_Stated problem:_
Decide whether each statement below agrees with the passage on the negligence claim against KMR, answering yes or no and quoting the deciding words of the passage: 1. The plaintiffs allege that KMR controls how the petcoke is stored. 2. Under Illinois law, a landlord is generally not liable to third parties for negligent activities of its tenants. 3. The plaintiffs have stated a claim for negligence against KMR.

_Reading passage:_

......

Plaintiffs' only allegation concerning defendant KMR is that it "owns the property on which KCBX's Burley Terminal is situated, as well as rail tracks and rail facilities on and adjacent thereto." CCAC ¶ 19. Plaintiffs' theory is that it is negligent to store petcoke unenclosed and uncovered at facilities that are near to residential neighborhoods. That theory does not directly implicate KMR, which is not alleged to control the manner of storage. And under Illinois law, a landlord is not generally liable to third parties for the negligent activities of the landlord's tenants. See Sedlacek v. Belmonte Props., 384 Ill.Dec. 485, 489 (2d Dist. 2014); Klitzka v. Hellios, 348 Ill.App.3d 594, 597 (2004); Conway v. Epstein, 49 Ill.App.2d 290, 294-95 (1964). Therefore plaintiffs have not stated a claim for negligence against KMR.

......

_Supplied information:_
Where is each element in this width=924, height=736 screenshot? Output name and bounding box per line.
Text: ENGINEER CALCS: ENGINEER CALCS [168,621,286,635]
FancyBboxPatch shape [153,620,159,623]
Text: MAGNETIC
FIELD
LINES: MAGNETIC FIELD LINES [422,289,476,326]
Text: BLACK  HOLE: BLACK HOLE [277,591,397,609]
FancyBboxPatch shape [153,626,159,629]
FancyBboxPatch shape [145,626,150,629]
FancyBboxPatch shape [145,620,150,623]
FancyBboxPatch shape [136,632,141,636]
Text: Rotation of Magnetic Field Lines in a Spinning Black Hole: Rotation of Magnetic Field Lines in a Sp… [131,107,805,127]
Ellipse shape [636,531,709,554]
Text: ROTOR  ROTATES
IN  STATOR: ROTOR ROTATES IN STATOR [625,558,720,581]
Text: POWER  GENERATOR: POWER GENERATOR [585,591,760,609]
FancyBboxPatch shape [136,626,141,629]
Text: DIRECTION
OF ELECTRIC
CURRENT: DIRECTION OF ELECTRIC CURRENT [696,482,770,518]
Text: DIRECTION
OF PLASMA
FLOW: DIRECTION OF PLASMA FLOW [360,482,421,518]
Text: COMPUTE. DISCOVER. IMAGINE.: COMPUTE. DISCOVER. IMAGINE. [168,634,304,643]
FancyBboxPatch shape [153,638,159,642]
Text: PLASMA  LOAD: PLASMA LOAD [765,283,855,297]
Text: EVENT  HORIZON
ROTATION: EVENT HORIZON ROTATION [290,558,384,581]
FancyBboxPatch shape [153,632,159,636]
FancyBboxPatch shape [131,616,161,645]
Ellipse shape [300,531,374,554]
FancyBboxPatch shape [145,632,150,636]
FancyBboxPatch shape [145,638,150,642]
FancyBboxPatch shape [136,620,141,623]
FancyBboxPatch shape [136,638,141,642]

......

_Answer to this problem:_
1. No: "which is not alleged to control the manner of storage"
2. Yes: "a landlord is not generally liable to third parties for the negligent activities of the landlord's tenants"
3. No: "plaintiffs have not stated a claim for negligence against KMR"